Data items
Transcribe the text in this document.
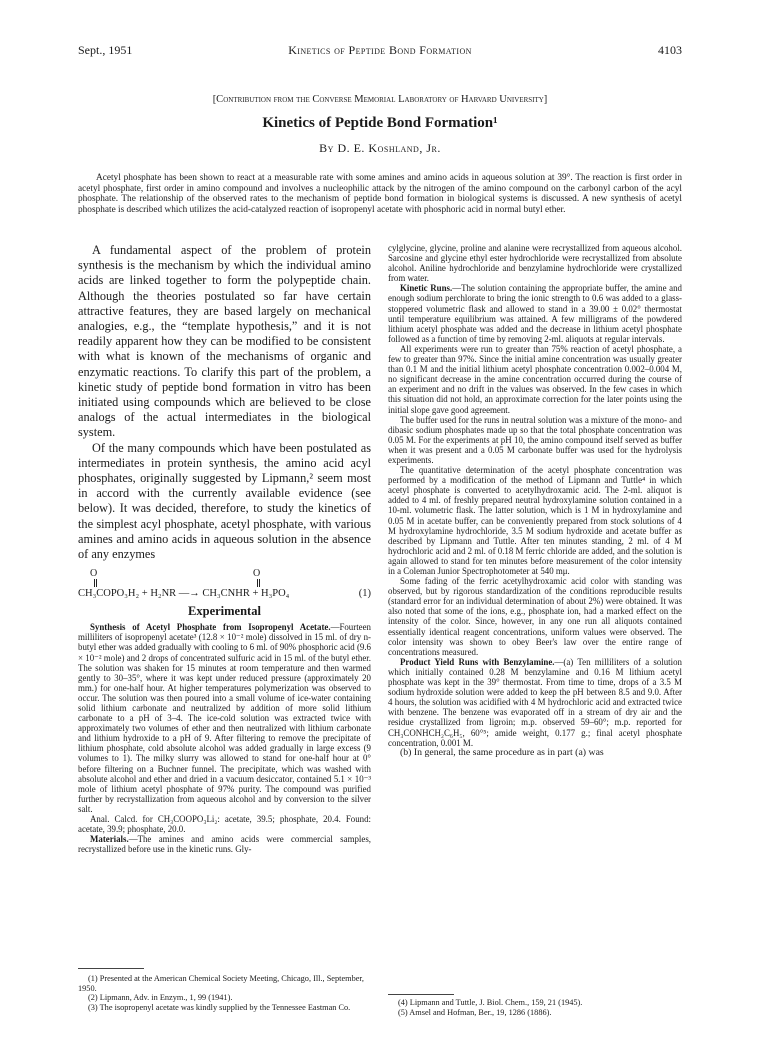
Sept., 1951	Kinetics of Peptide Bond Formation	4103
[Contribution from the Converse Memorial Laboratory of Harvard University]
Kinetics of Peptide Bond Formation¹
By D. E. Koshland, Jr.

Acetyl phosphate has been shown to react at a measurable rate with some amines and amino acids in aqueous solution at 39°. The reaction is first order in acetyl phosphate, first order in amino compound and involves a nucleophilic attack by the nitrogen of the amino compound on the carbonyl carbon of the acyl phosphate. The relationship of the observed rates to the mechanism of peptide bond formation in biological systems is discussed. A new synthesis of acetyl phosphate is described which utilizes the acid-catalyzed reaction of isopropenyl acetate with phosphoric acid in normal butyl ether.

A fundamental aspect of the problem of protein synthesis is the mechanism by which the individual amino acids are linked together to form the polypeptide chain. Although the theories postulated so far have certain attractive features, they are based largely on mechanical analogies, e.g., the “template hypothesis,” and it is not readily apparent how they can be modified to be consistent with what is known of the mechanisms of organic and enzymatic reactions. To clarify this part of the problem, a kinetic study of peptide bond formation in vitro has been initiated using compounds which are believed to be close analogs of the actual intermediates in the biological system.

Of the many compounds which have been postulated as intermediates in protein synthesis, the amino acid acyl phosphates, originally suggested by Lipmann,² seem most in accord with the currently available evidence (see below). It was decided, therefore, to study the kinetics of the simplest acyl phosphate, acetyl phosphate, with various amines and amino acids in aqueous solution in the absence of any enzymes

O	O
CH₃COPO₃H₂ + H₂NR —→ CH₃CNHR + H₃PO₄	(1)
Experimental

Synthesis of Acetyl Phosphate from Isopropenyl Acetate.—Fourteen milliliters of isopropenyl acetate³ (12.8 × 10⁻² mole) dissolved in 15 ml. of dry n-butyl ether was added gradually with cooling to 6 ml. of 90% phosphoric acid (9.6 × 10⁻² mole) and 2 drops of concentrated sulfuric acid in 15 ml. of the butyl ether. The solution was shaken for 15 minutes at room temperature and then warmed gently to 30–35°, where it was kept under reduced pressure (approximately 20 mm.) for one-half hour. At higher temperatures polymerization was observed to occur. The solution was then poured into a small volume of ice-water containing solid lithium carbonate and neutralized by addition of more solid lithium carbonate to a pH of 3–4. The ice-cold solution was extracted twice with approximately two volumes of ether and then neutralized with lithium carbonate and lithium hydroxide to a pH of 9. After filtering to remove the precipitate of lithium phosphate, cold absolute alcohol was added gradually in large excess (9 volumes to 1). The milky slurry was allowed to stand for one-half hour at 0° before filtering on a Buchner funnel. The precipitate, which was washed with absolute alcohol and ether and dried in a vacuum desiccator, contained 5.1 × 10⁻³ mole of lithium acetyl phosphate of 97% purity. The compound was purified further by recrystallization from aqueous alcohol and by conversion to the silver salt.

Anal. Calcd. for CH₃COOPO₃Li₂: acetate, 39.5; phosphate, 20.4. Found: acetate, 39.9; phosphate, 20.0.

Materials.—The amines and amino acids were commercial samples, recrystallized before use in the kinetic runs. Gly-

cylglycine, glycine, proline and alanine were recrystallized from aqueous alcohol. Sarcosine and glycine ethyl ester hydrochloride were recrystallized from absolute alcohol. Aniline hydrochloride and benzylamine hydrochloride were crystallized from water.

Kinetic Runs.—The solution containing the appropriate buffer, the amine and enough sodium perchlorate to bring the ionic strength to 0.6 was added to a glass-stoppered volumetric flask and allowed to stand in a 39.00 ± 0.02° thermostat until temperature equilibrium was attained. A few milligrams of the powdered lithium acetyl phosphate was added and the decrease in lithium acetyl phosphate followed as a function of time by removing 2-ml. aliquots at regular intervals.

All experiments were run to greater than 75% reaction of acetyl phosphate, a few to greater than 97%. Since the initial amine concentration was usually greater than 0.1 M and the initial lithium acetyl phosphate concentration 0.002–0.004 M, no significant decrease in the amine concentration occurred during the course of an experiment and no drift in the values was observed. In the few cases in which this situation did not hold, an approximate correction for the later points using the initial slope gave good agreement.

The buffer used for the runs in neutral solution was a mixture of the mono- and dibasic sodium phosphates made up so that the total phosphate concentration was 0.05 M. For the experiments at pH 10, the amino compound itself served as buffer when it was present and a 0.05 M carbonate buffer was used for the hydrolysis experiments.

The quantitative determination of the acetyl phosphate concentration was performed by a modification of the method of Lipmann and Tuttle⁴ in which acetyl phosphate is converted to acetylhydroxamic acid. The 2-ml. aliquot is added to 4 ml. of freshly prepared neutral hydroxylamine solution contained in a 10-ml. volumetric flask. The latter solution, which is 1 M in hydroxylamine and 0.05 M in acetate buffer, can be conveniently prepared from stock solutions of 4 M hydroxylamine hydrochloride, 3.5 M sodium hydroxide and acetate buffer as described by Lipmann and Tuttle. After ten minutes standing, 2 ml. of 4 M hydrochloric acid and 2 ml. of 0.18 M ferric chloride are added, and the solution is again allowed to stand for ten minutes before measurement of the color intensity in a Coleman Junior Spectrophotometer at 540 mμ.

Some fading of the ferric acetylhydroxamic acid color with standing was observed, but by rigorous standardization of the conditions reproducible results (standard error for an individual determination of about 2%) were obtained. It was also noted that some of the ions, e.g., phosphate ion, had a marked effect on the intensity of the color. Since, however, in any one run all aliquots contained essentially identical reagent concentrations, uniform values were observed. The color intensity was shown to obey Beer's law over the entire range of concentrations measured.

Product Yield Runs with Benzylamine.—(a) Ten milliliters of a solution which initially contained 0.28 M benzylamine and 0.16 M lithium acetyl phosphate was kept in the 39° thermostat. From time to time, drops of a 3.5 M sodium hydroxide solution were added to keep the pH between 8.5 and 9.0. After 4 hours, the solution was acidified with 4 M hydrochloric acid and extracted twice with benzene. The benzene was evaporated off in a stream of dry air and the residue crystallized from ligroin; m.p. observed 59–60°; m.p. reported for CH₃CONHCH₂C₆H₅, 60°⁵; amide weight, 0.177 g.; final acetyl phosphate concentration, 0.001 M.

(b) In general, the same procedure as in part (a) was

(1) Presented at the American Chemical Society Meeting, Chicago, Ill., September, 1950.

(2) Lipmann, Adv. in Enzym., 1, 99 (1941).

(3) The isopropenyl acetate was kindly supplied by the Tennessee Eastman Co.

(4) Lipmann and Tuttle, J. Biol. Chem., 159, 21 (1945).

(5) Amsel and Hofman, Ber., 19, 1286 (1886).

**INSTRUCTIONS TO FOLLOW:** Please restate each entry exactly, but drop any picture it holds.

**RESPONSE TO THIS TASK:**
Transcribe the text in this document.
Sept., 1951	Kinetics of Peptide Bond Formation	4103
[Contribution from the Converse Memorial Laboratory of Harvard University]
Kinetics of Peptide Bond Formation¹
By D. E. Koshland, Jr.

Acetyl phosphate has been shown to react at a measurable rate with some amines and amino acids in aqueous solution at 39°. The reaction is first order in acetyl phosphate, first order in amino compound and involves a nucleophilic attack by the nitrogen of the amino compound on the carbonyl carbon of the acyl phosphate. The relationship of the observed rates to the mechanism of peptide bond formation in biological systems is discussed. A new synthesis of acetyl phosphate is described which utilizes the acid-catalyzed reaction of isopropenyl acetate with phosphoric acid in normal butyl ether.

A fundamental aspect of the problem of protein synthesis is the mechanism by which the individual amino acids are linked together to form the polypeptide chain. Although the theories postulated so far have certain attractive features, they are based largely on mechanical analogies, e.g., the “template hypothesis,” and it is not readily apparent how they can be modified to be consistent with what is known of the mechanisms of organic and enzymatic reactions. To clarify this part of the problem, a kinetic study of peptide bond formation in vitro has been initiated using compounds which are believed to be close analogs of the actual intermediates in the biological system.

Of the many compounds which have been postulated as intermediates in protein synthesis, the amino acid acyl phosphates, originally suggested by Lipmann,² seem most in accord with the currently available evidence (see below). It was decided, therefore, to study the kinetics of the simplest acyl phosphate, acetyl phosphate, with various amines and amino acids in aqueous solution in the absence of any enzymes

O	O
CH₃COPO₃H₂ + H₂NR —→ CH₃CNHR + H₃PO₄	(1)
Experimental

Synthesis of Acetyl Phosphate from Isopropenyl Acetate.—Fourteen milliliters of isopropenyl acetate³ (12.8 × 10⁻² mole) dissolved in 15 ml. of dry n-butyl ether was added gradually with cooling to 6 ml. of 90% phosphoric acid (9.6 × 10⁻² mole) and 2 drops of concentrated sulfuric acid in 15 ml. of the butyl ether. The solution was shaken for 15 minutes at room temperature and then warmed gently to 30–35°, where it was kept under reduced pressure (approximately 20 mm.) for one-half hour. At higher temperatures polymerization was observed to occur. The solution was then poured into a small volume of ice-water containing solid lithium carbonate and neutralized by addition of more solid lithium carbonate to a pH of 3–4. The ice-cold solution was extracted twice with approximately two volumes of ether and then neutralized with lithium carbonate and lithium hydroxide to a pH of 9. After filtering to remove the precipitate of lithium phosphate, cold absolute alcohol was added gradually in large excess (9 volumes to 1). The milky slurry was allowed to stand for one-half hour at 0° before filtering on a Buchner funnel. The precipitate, which was washed with absolute alcohol and ether and dried in a vacuum desiccator, contained 5.1 × 10⁻³ mole of lithium acetyl phosphate of 97% purity. The compound was purified further by recrystallization from aqueous alcohol and by conversion to the silver salt.

Anal. Calcd. for CH₃COOPO₃Li₂: acetate, 39.5; phosphate, 20.4. Found: acetate, 39.9; phosphate, 20.0.

Materials.—The amines and amino acids were commercial samples, recrystallized before use in the kinetic runs. Gly-

cylglycine, glycine, proline and alanine were recrystallized from aqueous alcohol. Sarcosine and glycine ethyl ester hydrochloride were recrystallized from absolute alcohol. Aniline hydrochloride and benzylamine hydrochloride were crystallized from water.

Kinetic Runs.—The solution containing the appropriate buffer, the amine and enough sodium perchlorate to bring the ionic strength to 0.6 was added to a glass-stoppered volumetric flask and allowed to stand in a 39.00 ± 0.02° thermostat until temperature equilibrium was attained. A few milligrams of the powdered lithium acetyl phosphate was added and the decrease in lithium acetyl phosphate followed as a function of time by removing 2-ml. aliquots at regular intervals.

All experiments were run to greater than 75% reaction of acetyl phosphate, a few to greater than 97%. Since the initial amine concentration was usually greater than 0.1 M and the initial lithium acetyl phosphate concentration 0.002–0.004 M, no significant decrease in the amine concentration occurred during the course of an experiment and no drift in the values was observed. In the few cases in which this situation did not hold, an approximate correction for the later points using the initial slope gave good agreement.

The buffer used for the runs in neutral solution was a mixture of the mono- and dibasic sodium phosphates made up so that the total phosphate concentration was 0.05 M. For the experiments at pH 10, the amino compound itself served as buffer when it was present and a 0.05 M carbonate buffer was used for the hydrolysis experiments.

The quantitative determination of the acetyl phosphate concentration was performed by a modification of the method of Lipmann and Tuttle⁴ in which acetyl phosphate is converted to acetylhydroxamic acid. The 2-ml. aliquot is added to 4 ml. of freshly prepared neutral hydroxylamine solution contained in a 10-ml. volumetric flask. The latter solution, which is 1 M in hydroxylamine and 0.05 M in acetate buffer, can be conveniently prepared from stock solutions of 4 M hydroxylamine hydrochloride, 3.5 M sodium hydroxide and acetate buffer as described by Lipmann and Tuttle. After ten minutes standing, 2 ml. of 4 M hydrochloric acid and 2 ml. of 0.18 M ferric chloride are added, and the solution is again allowed to stand for ten minutes before measurement of the color intensity in a Coleman Junior Spectrophotometer at 540 mμ.

Some fading of the ferric acetylhydroxamic acid color with standing was observed, but by rigorous standardization of the conditions reproducible results (standard error for an individual determination of about 2%) were obtained. It was also noted that some of the ions, e.g., phosphate ion, had a marked effect on the intensity of the color. Since, however, in any one run all aliquots contained essentially identical reagent concentrations, uniform values were observed. The color intensity was shown to obey Beer's law over the entire range of concentrations measured.

Product Yield Runs with Benzylamine.—(a) Ten milliliters of a solution which initially contained 0.28 M benzylamine and 0.16 M lithium acetyl phosphate was kept in the 39° thermostat. From time to time, drops of a 3.5 M sodium hydroxide solution were added to keep the pH between 8.5 and 9.0. After 4 hours, the solution was acidified with 4 M hydrochloric acid and extracted twice with benzene. The benzene was evaporated off in a stream of dry air and the residue crystallized from ligroin; m.p. observed 59–60°; m.p. reported for CH₃CONHCH₂C₆H₅, 60°⁵; amide weight, 0.177 g.; final acetyl phosphate concentration, 0.001 M.

(b) In general, the same procedure as in part (a) was

(1) Presented at the American Chemical Society Meeting, Chicago, Ill., September, 1950.

(2) Lipmann, Adv. in Enzym., 1, 99 (1941).

(3) The isopropenyl acetate was kindly supplied by the Tennessee Eastman Co.

(4) Lipmann and Tuttle, J. Biol. Chem., 159, 21 (1945).

(5) Amsel and Hofman, Ber., 19, 1286 (1886).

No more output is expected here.